RECORDS PROVIDED:
━━━━━━

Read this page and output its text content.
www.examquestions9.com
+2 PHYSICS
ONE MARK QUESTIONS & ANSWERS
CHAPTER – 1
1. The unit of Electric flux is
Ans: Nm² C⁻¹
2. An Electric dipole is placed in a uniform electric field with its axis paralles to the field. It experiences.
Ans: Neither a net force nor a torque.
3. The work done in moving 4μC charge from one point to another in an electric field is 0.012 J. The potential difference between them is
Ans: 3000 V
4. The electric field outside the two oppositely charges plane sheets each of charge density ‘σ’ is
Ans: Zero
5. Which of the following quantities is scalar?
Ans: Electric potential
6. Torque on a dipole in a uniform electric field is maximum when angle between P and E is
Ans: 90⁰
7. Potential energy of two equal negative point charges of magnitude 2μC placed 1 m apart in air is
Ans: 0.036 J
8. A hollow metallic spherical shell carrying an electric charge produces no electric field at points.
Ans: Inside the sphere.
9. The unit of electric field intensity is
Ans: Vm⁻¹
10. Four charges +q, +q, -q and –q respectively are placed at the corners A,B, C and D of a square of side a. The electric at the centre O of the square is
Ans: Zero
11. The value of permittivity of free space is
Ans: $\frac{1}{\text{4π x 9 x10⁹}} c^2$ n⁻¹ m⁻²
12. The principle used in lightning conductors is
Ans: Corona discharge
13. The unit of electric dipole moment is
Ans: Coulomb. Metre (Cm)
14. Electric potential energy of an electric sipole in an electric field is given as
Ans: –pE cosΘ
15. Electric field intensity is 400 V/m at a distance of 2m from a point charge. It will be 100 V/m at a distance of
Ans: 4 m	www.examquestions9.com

━━━━━━

WORK TO BE COMPLETED:
Output all of the material exactly as written.

IN RESPONSE:
Read this page and output its text content.
www.examquestions9.com
+2 PHYSICS
ONE MARK QUESTIONS & ANSWERS
CHAPTER – 1
1. The unit of Electric flux is
Ans: Nm² C⁻¹
2. An Electric dipole is placed in a uniform electric field with its axis paralles to the field. It experiences.
Ans: Neither a net force nor a torque.
3. The work done in moving 4μC charge from one point to another in an electric field is 0.012 J. The potential difference between them is
Ans: 3000 V
4. The electric field outside the two oppositely charges plane sheets each of charge density ‘σ’ is
Ans: Zero
5. Which of the following quantities is scalar?
Ans: Electric potential
6. Torque on a dipole in a uniform electric field is maximum when angle between P and E is
Ans: 90⁰
7. Potential energy of two equal negative point charges of magnitude 2μC placed 1 m apart in air is
Ans: 0.036 J
8. A hollow metallic spherical shell carrying an electric charge produces no electric field at points.
Ans: Inside the sphere.
9. The unit of electric field intensity is
Ans: Vm⁻¹
10. Four charges +q, +q, -q and –q respectively are placed at the corners A,B, C and D of a square of side a. The electric at the centre O of the square is
Ans: Zero
11. The value of permittivity of free space is
Ans: $\frac{1}{\text{4π x 9 x10⁹}} c^2$ n⁻¹ m⁻²
12. The principle used in lightning conductors is
Ans: Corona discharge
13. The unit of electric dipole moment is
Ans: Coulomb. Metre (Cm)
14. Electric potential energy of an electric sipole in an electric field is given as
Ans: –pE cosΘ
15. Electric field intensity is 400 V/m at a distance of 2m from a point charge. It will be 100 V/m at a distance of
Ans: 4 m	www.examquestions9.com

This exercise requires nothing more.